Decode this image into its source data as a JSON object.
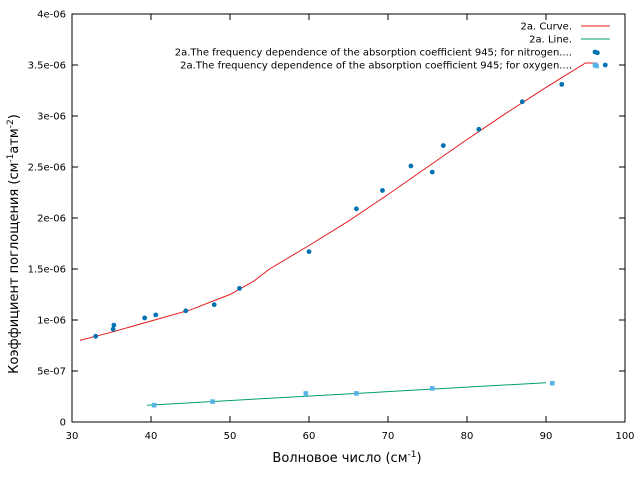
{
  "chart_data": {
    "type": "scatter",
    "xlabel": "Волновое число (см",
    "xlabel_sup": "-1",
    "xlabel_end": ")",
    "ylabel": "Коэффициент поглощения (см",
    "ylabel_sup1": "-1",
    "ylabel_mid": "атм",
    "ylabel_sup2": "-2",
    "ylabel_end": ")",
    "xlim": [
      30,
      100
    ],
    "ylim": [
      0,
      4e-06
    ],
    "x_ticks": [
      "30",
      "40",
      "50",
      "60",
      "70",
      "80",
      "90",
      "100"
    ],
    "x_tick_values": [
      30,
      40,
      50,
      60,
      70,
      80,
      90,
      100
    ],
    "y_ticks": [
      "0",
      "5e-07",
      "1e-06",
      "1.5e-06",
      "2e-06",
      "2.5e-06",
      "3e-06",
      "3.5e-06",
      "4e-06"
    ],
    "y_tick_values": [
      0,
      5e-07,
      1e-06,
      1.5e-06,
      2e-06,
      2.5e-06,
      3e-06,
      3.5e-06,
      4e-06
    ],
    "grid": false,
    "legend_position": "top-right",
    "series": [
      {
        "name": "2a. Curve.",
        "kind": "line",
        "color": "#e41a1c",
        "x": [
          31,
          35,
          40,
          45,
          50,
          53,
          55,
          60,
          65,
          70,
          75,
          80,
          85,
          90,
          95,
          96.5
        ],
        "y": [
          8e-07,
          8.8e-07,
          9.9e-07,
          1.1e-06,
          1.25e-06,
          1.38e-06,
          1.5e-06,
          1.73e-06,
          1.97e-06,
          2.23e-06,
          2.5e-06,
          2.77e-06,
          3.03e-06,
          3.28e-06,
          3.52e-06,
          3.52e-06
        ]
      },
      {
        "name": "2a. Line.",
        "kind": "line",
        "color": "#009e73",
        "x": [
          39.5,
          90
        ],
        "y": [
          1.65e-07,
          3.85e-07
        ]
      },
      {
        "name": "2a.The frequency dependence of the absorption coefficient    945; for nitrogen....",
        "kind": "points",
        "color": "#0072b2",
        "x": [
          33,
          35.2,
          35.3,
          39.2,
          40.6,
          44.4,
          48,
          51.2,
          60,
          66,
          69.3,
          72.9,
          75.6,
          77,
          81.5,
          87,
          92,
          96.5,
          97.5
        ],
        "y": [
          8.4e-07,
          9.1e-07,
          9.5e-07,
          1.02e-06,
          1.05e-06,
          1.09e-06,
          1.15e-06,
          1.31e-06,
          1.67e-06,
          2.09e-06,
          2.27e-06,
          2.51e-06,
          2.45e-06,
          2.71e-06,
          2.87e-06,
          3.14e-06,
          3.31e-06,
          3.62e-06,
          3.5e-06
        ]
      },
      {
        "name": "2a.The frequency dependence of the absorption coefficient    945; for oxygen....",
        "kind": "points",
        "color": "#56b4e9",
        "x": [
          40.4,
          47.8,
          59.6,
          66,
          75.6,
          90.8,
          96.4
        ],
        "y": [
          1.65e-07,
          2e-07,
          2.8e-07,
          2.8e-07,
          3.3e-07,
          3.8e-07,
          3.49e-06
        ]
      }
    ]
  }
}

┄┄┄┄┄┄┄┄┄┄┄┄┄┄┄┄┄┄┄┄

SET TASK: The entries above should be reproduced exactly, without their pictures.

TASK SOLUTION:
Decode this image into its source data as a JSON object.
{
  "chart_data": {
    "type": "scatter",
    "xlabel": "Волновое число (см",
    "xlabel_sup": "-1",
    "xlabel_end": ")",
    "ylabel": "Коэффициент поглощения (см",
    "ylabel_sup1": "-1",
    "ylabel_mid": "атм",
    "ylabel_sup2": "-2",
    "ylabel_end": ")",
    "xlim": [
      30,
      100
    ],
    "ylim": [
      0,
      4e-06
    ],
    "x_ticks": [
      "30",
      "40",
      "50",
      "60",
      "70",
      "80",
      "90",
      "100"
    ],
    "x_tick_values": [
      30,
      40,
      50,
      60,
      70,
      80,
      90,
      100
    ],
    "y_ticks": [
      "0",
      "5e-07",
      "1e-06",
      "1.5e-06",
      "2e-06",
      "2.5e-06",
      "3e-06",
      "3.5e-06",
      "4e-06"
    ],
    "y_tick_values": [
      0,
      5e-07,
      1e-06,
      1.5e-06,
      2e-06,
      2.5e-06,
      3e-06,
      3.5e-06,
      4e-06
    ],
    "grid": false,
    "legend_position": "top-right",
    "series": [
      {
        "name": "2a. Curve.",
        "kind": "line",
        "color": "#e41a1c",
        "x": [
          31,
          35,
          40,
          45,
          50,
          53,
          55,
          60,
          65,
          70,
          75,
          80,
          85,
          90,
          95,
          96.5
        ],
        "y": [
          8e-07,
          8.8e-07,
          9.9e-07,
          1.1e-06,
          1.25e-06,
          1.38e-06,
          1.5e-06,
          1.73e-06,
          1.97e-06,
          2.23e-06,
          2.5e-06,
          2.77e-06,
          3.03e-06,
          3.28e-06,
          3.52e-06,
          3.52e-06
        ]
      },
      {
        "name": "2a. Line.",
        "kind": "line",
        "color": "#009e73",
        "x": [
          39.5,
          90
        ],
        "y": [
          1.65e-07,
          3.85e-07
        ]
      },
      {
        "name": "2a.The frequency dependence of the absorption coefficient    945; for nitrogen....",
        "kind": "points",
        "color": "#0072b2",
        "x": [
          33,
          35.2,
          35.3,
          39.2,
          40.6,
          44.4,
          48,
          51.2,
          60,
          66,
          69.3,
          72.9,
          75.6,
          77,
          81.5,
          87,
          92,
          96.5,
          97.5
        ],
        "y": [
          8.4e-07,
          9.1e-07,
          9.5e-07,
          1.02e-06,
          1.05e-06,
          1.09e-06,
          1.15e-06,
          1.31e-06,
          1.67e-06,
          2.09e-06,
          2.27e-06,
          2.51e-06,
          2.45e-06,
          2.71e-06,
          2.87e-06,
          3.14e-06,
          3.31e-06,
          3.62e-06,
          3.5e-06
        ]
      },
      {
        "name": "2a.The frequency dependence of the absorption coefficient    945; for oxygen....",
        "kind": "points",
        "color": "#56b4e9",
        "x": [
          40.4,
          47.8,
          59.6,
          66,
          75.6,
          90.8,
          96.4
        ],
        "y": [
          1.65e-07,
          2e-07,
          2.8e-07,
          2.8e-07,
          3.3e-07,
          3.8e-07,
          3.49e-06
        ]
      }
    ]
  }
}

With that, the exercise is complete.